Filter for the word "Bäuerliches" and keep each matching line.
----- SOURCE RECORDS -----
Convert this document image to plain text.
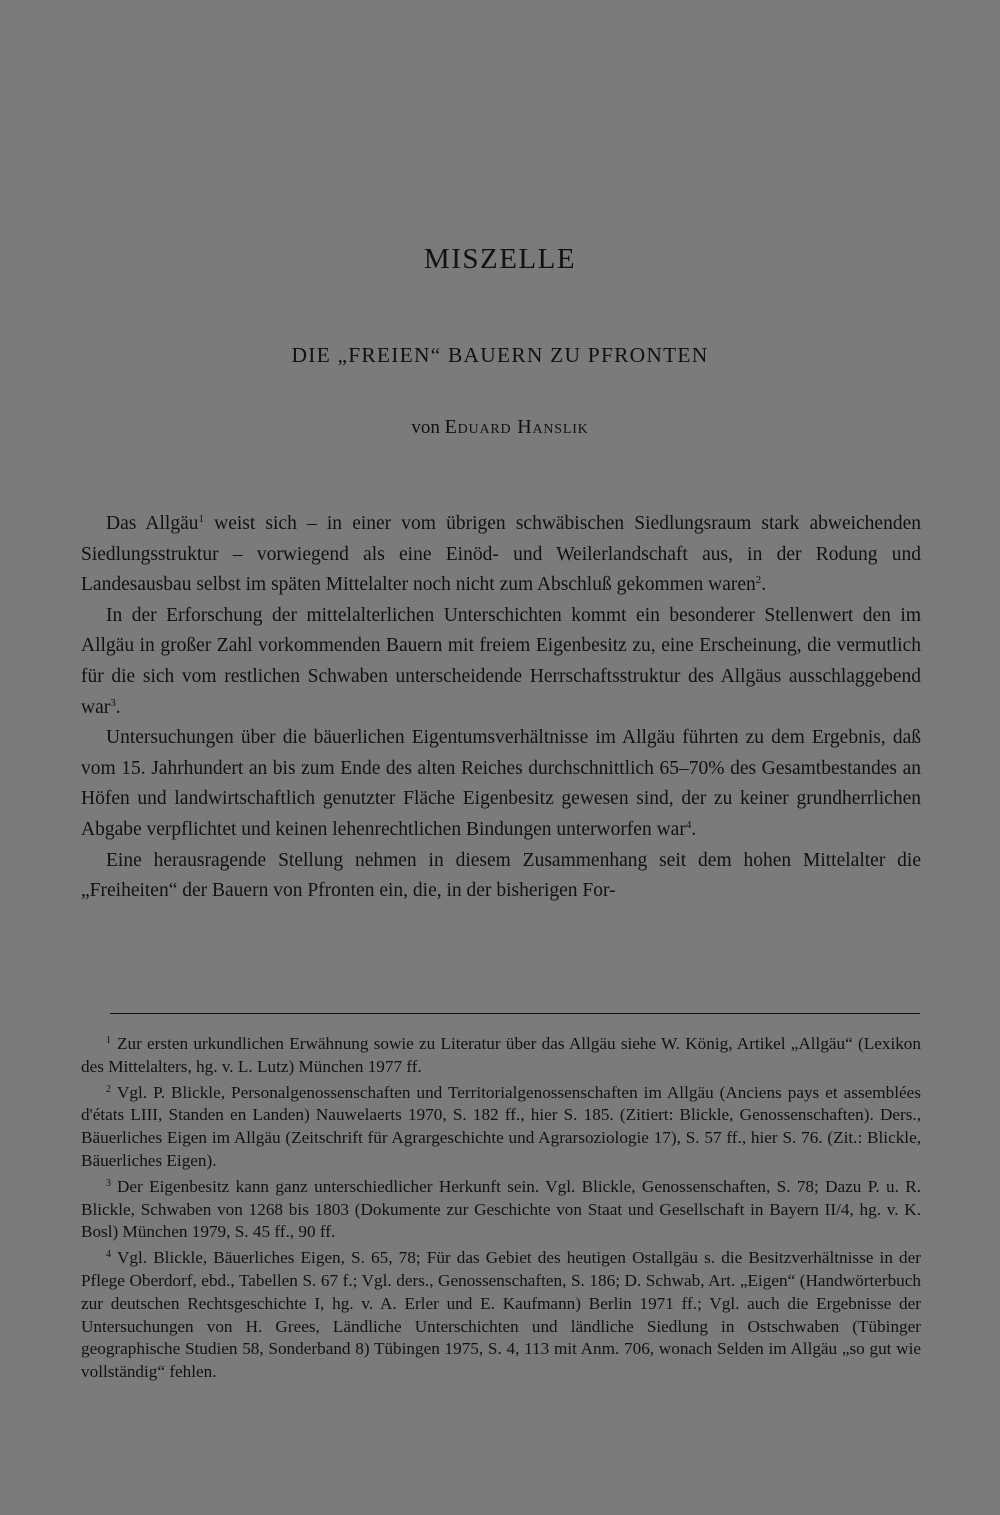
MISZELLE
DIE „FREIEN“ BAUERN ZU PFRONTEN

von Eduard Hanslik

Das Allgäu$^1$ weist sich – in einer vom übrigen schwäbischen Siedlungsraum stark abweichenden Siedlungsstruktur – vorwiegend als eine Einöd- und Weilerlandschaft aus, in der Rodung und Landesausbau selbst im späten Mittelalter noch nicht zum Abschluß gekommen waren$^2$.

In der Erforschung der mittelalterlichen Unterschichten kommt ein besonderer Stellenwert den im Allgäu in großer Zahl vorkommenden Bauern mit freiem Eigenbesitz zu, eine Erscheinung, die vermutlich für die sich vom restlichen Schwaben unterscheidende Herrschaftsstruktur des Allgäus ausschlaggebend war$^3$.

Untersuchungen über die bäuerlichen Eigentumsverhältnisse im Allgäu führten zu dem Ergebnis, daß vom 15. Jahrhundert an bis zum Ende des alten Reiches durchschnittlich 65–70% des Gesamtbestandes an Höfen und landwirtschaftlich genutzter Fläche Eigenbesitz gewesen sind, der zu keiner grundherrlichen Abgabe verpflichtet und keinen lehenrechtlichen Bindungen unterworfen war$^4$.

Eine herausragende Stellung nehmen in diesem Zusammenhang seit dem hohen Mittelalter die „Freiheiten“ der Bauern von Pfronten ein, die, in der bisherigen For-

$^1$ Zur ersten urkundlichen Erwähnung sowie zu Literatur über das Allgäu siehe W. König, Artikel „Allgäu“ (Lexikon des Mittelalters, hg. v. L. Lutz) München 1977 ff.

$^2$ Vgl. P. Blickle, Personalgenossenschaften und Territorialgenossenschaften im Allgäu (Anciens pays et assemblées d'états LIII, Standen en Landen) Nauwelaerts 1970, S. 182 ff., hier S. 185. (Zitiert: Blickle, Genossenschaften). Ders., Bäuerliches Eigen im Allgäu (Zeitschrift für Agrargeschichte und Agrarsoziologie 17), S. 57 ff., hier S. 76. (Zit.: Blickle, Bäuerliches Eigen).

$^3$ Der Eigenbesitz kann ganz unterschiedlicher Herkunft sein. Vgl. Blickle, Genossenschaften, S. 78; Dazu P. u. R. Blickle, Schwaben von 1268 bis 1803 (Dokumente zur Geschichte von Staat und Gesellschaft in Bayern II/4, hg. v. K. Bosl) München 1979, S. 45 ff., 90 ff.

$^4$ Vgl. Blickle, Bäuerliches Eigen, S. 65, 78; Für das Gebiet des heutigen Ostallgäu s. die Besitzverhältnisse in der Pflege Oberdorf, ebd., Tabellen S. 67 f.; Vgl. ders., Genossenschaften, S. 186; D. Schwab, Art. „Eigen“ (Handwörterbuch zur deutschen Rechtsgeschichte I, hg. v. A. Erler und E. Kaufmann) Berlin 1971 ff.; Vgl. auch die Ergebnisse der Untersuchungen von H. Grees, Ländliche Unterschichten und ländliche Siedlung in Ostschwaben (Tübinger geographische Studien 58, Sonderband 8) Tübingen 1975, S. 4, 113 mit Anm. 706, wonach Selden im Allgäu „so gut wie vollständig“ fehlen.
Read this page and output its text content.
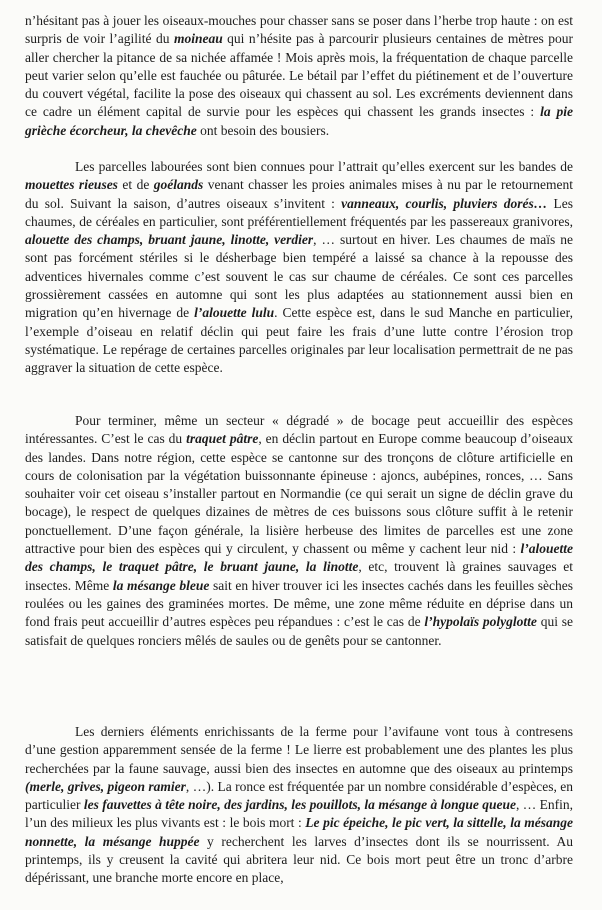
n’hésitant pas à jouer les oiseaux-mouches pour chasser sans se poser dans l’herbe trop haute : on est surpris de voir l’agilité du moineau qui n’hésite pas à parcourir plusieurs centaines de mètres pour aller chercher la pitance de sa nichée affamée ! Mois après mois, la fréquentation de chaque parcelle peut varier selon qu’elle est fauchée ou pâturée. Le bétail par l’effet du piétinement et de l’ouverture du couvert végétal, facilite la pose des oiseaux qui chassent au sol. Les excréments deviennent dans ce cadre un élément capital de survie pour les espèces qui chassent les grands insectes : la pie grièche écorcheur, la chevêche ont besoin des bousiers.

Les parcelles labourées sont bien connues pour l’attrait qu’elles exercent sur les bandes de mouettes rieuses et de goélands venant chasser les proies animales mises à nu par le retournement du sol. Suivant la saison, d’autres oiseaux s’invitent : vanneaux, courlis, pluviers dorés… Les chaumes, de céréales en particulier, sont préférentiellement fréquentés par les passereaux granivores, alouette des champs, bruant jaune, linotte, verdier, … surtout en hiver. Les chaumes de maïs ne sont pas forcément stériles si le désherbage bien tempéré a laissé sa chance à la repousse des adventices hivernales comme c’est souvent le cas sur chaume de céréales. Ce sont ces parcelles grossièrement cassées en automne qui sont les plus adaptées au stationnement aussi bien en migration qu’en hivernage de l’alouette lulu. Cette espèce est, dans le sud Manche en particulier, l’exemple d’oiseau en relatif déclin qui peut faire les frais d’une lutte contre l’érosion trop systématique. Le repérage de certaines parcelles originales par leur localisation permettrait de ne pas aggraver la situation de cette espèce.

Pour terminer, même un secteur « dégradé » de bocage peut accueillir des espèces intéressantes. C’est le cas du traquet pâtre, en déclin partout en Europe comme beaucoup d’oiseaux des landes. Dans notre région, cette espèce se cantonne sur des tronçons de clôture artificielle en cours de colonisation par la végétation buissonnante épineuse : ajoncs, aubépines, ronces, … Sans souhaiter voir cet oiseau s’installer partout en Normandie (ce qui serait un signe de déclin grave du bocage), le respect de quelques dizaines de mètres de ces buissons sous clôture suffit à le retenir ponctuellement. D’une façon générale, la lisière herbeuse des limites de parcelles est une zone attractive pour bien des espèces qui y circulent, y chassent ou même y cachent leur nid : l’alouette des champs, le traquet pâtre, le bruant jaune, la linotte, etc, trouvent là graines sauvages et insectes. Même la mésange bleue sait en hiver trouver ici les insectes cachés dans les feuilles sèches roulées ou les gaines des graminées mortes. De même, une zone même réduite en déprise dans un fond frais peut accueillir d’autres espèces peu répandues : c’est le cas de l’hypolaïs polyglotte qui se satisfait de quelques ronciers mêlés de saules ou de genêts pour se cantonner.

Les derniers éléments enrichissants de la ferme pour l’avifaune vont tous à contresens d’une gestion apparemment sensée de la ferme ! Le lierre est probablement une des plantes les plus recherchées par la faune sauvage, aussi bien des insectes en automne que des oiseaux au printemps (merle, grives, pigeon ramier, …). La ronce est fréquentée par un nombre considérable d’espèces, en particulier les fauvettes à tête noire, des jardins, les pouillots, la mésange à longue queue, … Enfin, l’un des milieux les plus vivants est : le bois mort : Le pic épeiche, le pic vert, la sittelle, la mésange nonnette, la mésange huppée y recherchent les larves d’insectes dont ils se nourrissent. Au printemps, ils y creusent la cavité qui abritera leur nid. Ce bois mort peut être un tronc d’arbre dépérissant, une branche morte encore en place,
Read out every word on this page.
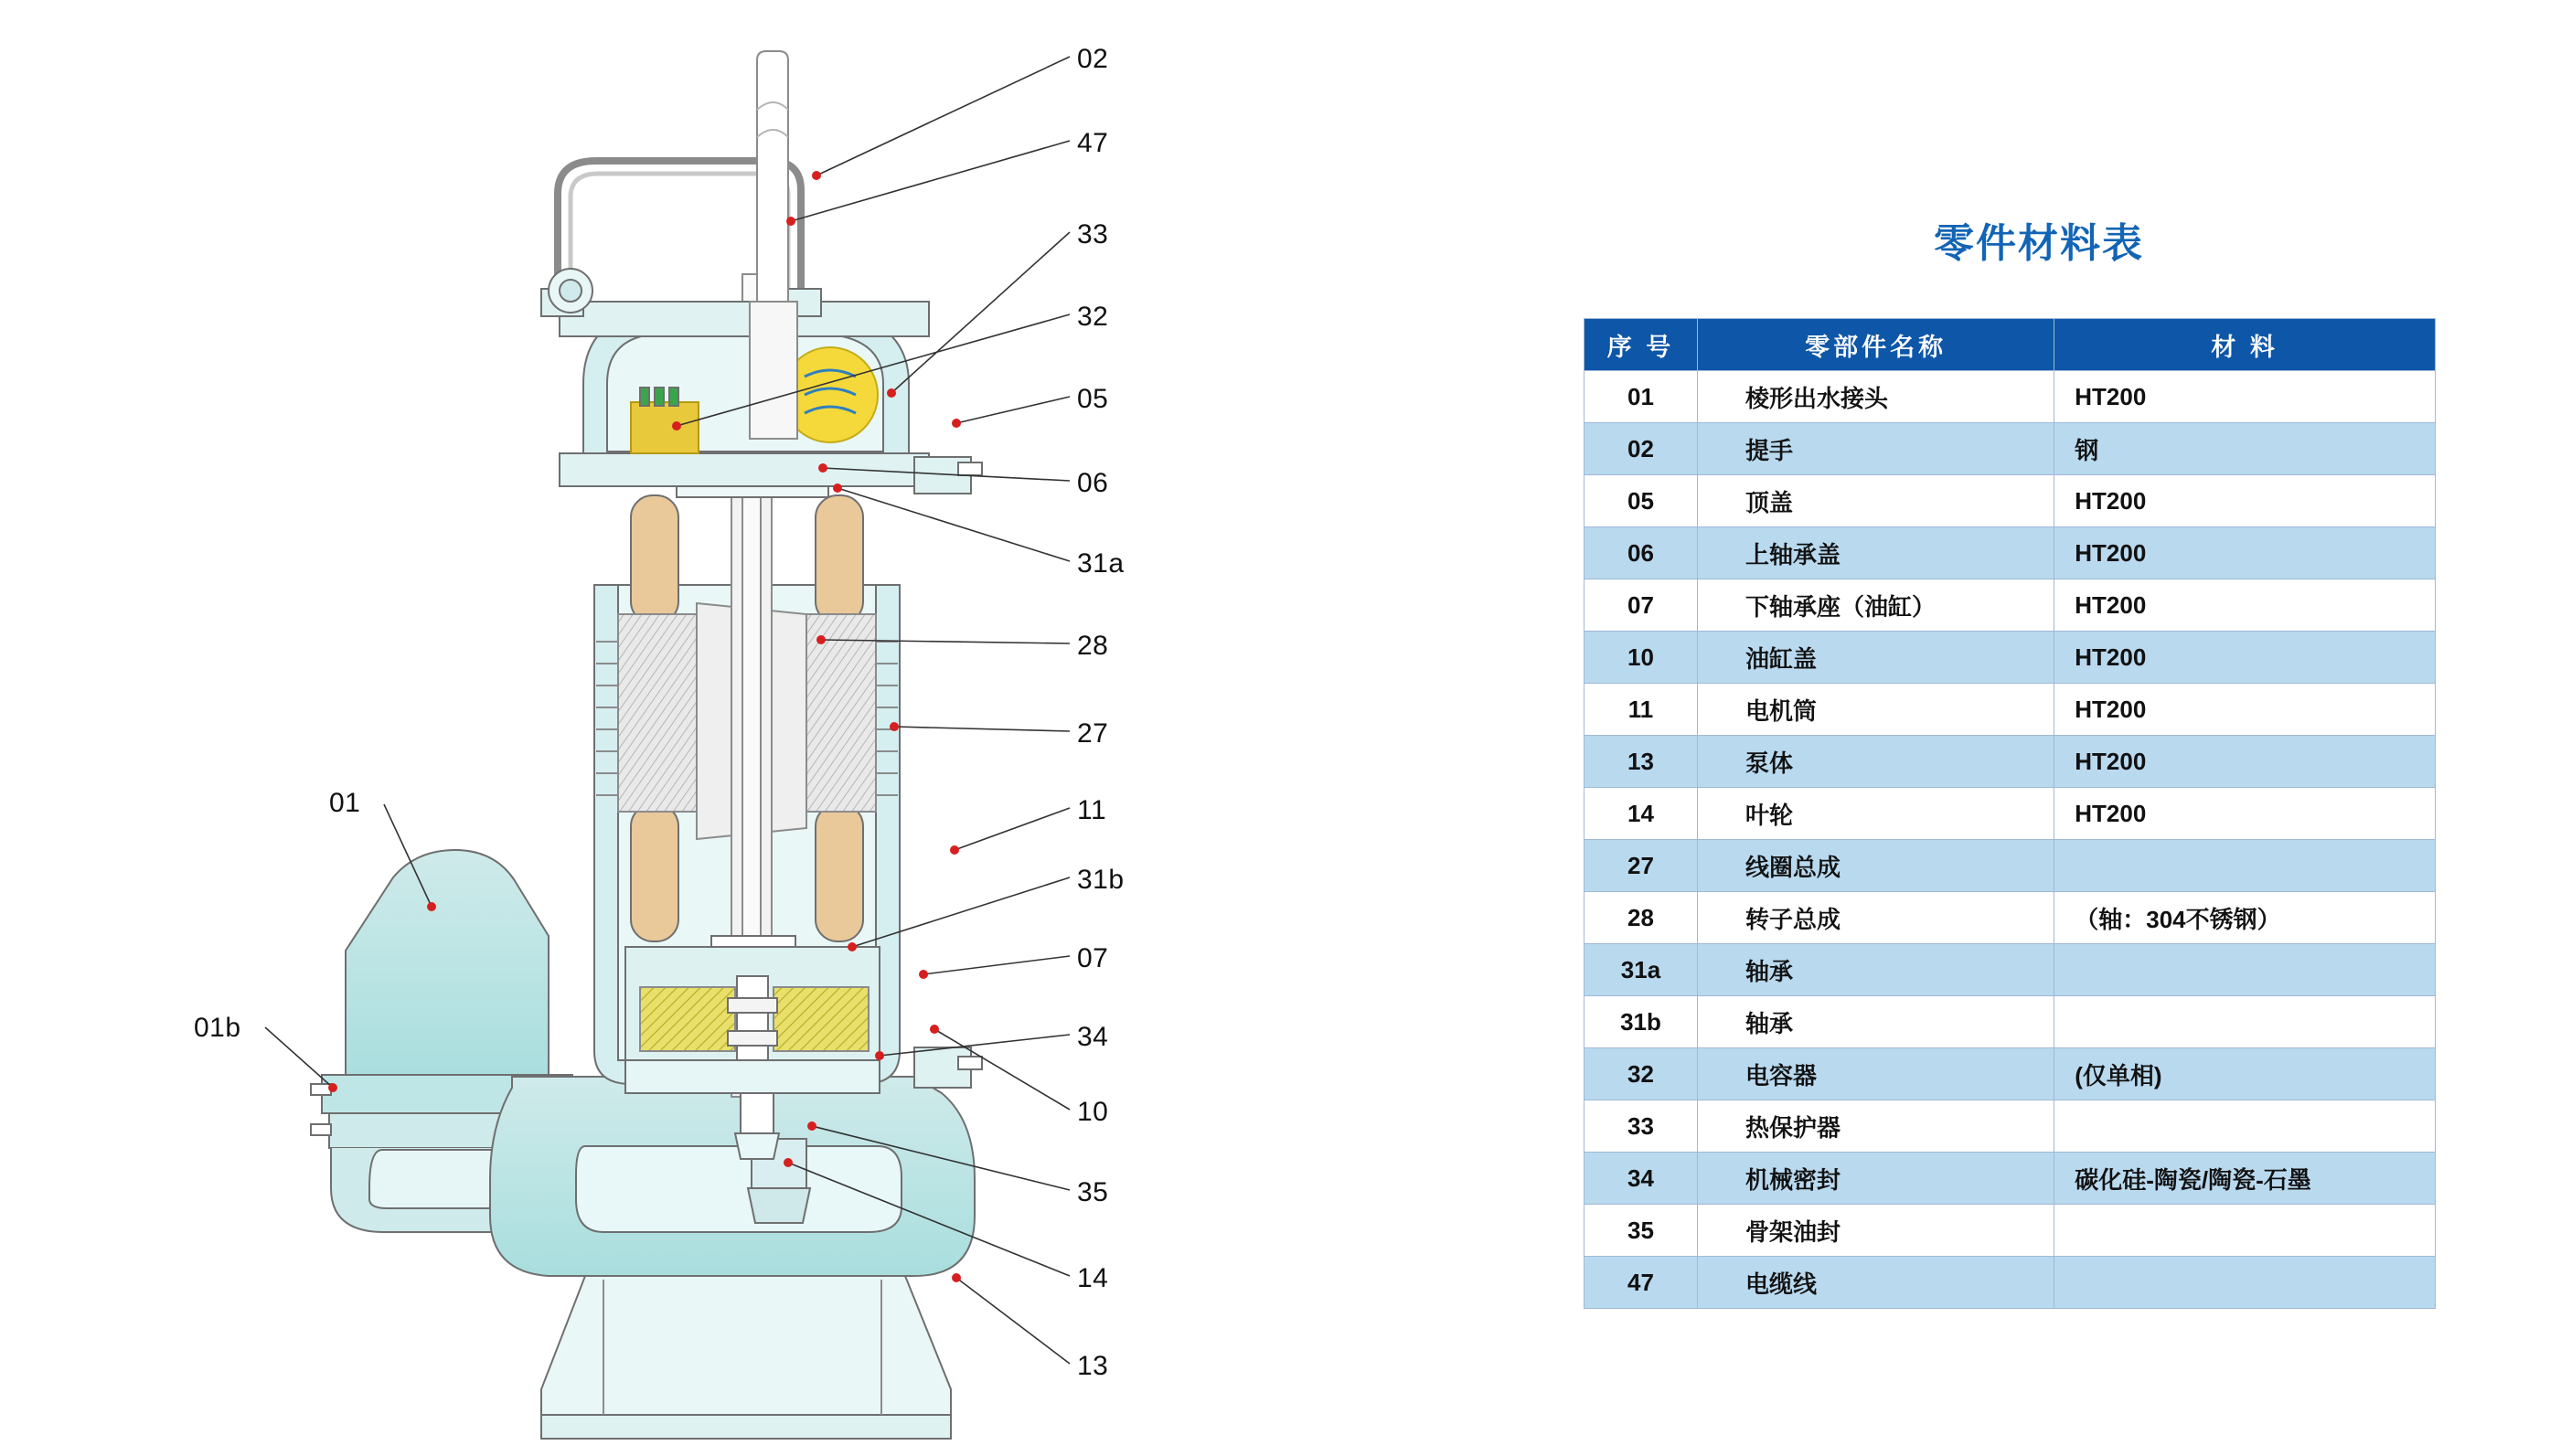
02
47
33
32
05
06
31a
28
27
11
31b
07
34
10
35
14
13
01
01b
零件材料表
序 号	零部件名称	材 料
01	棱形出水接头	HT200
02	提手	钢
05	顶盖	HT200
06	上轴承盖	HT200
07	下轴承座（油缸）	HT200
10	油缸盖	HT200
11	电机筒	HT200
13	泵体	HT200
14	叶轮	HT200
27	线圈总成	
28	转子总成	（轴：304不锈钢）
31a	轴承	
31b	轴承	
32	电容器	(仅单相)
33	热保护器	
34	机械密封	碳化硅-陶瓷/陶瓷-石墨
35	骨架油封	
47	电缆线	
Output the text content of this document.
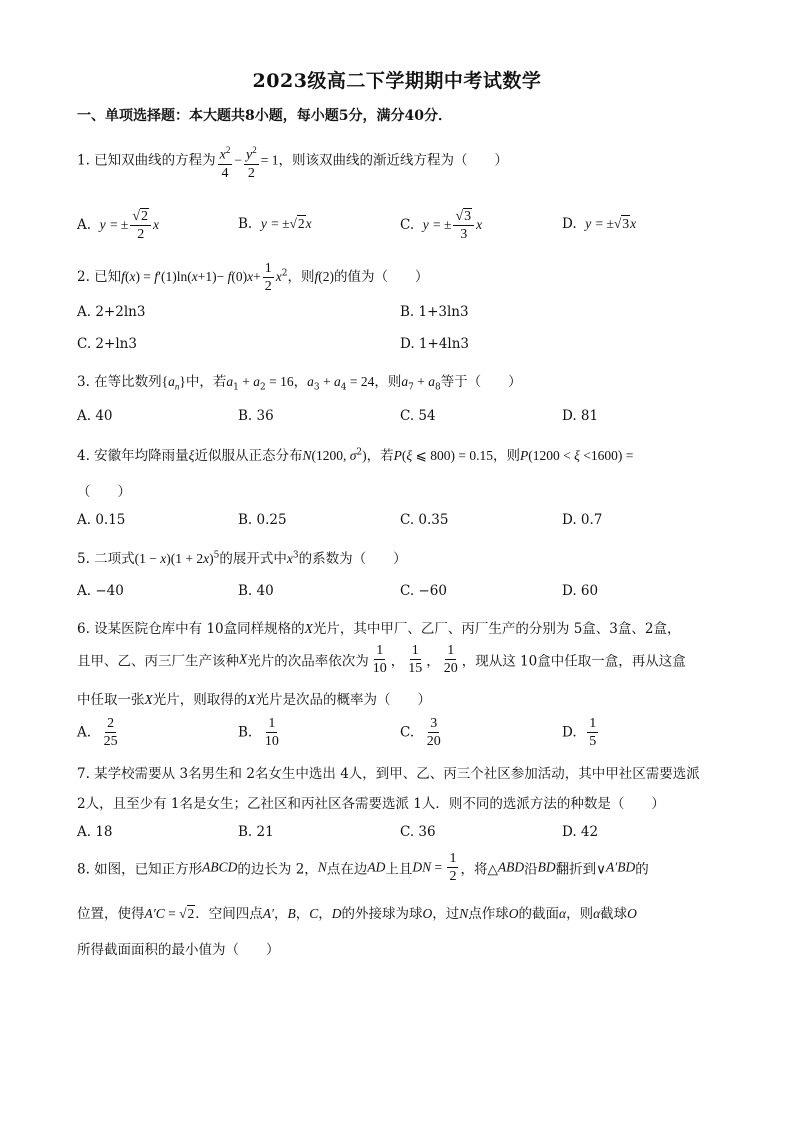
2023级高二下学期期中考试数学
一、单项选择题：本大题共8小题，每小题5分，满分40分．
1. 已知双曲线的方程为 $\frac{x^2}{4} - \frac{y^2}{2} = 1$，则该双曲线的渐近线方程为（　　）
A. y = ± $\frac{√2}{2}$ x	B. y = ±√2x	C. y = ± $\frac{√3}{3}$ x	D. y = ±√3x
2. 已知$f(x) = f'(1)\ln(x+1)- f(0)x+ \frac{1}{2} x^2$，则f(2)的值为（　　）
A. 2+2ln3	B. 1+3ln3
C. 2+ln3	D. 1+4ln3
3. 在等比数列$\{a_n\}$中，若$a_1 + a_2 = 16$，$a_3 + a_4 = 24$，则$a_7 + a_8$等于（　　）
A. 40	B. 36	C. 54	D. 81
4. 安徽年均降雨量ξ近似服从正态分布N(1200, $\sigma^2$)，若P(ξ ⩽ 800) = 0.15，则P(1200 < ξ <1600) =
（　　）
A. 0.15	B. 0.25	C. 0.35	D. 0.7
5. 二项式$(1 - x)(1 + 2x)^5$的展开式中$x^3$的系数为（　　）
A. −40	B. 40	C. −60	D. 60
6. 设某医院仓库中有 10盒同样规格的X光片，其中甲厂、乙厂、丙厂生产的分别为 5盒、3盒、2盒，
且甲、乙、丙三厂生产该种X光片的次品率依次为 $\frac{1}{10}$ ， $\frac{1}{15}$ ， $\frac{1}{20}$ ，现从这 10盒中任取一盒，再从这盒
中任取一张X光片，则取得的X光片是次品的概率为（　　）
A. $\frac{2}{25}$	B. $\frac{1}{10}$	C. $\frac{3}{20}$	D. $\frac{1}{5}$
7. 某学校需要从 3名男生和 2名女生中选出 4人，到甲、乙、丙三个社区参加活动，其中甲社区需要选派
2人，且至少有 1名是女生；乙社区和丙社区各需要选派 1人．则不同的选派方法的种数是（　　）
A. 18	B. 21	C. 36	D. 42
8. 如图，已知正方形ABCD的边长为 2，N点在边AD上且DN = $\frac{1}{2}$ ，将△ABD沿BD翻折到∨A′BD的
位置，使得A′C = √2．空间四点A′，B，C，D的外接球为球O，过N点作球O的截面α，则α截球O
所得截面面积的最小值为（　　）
-----
• SOLUTION TO THE EXERCISE:
$^2$ Vgl. P. Blickle, Personalgenossenschaften und Territorialgenossenschaften im Allgäu (Anciens pays et assemblées d'états LIII, Standen en Landen) Nauwelaerts 1970, S. 182 ff., hier S. 185. (Zitiert: Blickle, Genossenschaften). Ders., Bäuerliches Eigen im Allgäu (Zeitschrift für Agrargeschichte und Agrarsoziologie 17), S. 57 ff., hier S. 76. (Zit.: Blickle, Bäuerliches Eigen).
$^4$ Vgl. Blickle, Bäuerliches Eigen, S. 65, 78; Für das Gebiet des heutigen Ostallgäu s. die Besitzverhältnisse in der Pflege Oberdorf, ebd., Tabellen S. 67 f.; Vgl. ders., Genossenschaften, S. 186; D. Schwab, Art. „Eigen“ (Handwörterbuch zur deutschen Rechtsgeschichte I, hg. v. A. Erler und E. Kaufmann) Berlin 1971 ff.; Vgl. auch die Ergebnisse der Untersuchungen von H. Grees, Ländliche Unterschichten und ländliche Siedlung in Ostschwaben (Tübinger geographische Studien 58, Sonderband 8) Tübingen 1975, S. 4, 113 mit Anm. 706, wonach Selden im Allgäu „so gut wie vollständig“ fehlen.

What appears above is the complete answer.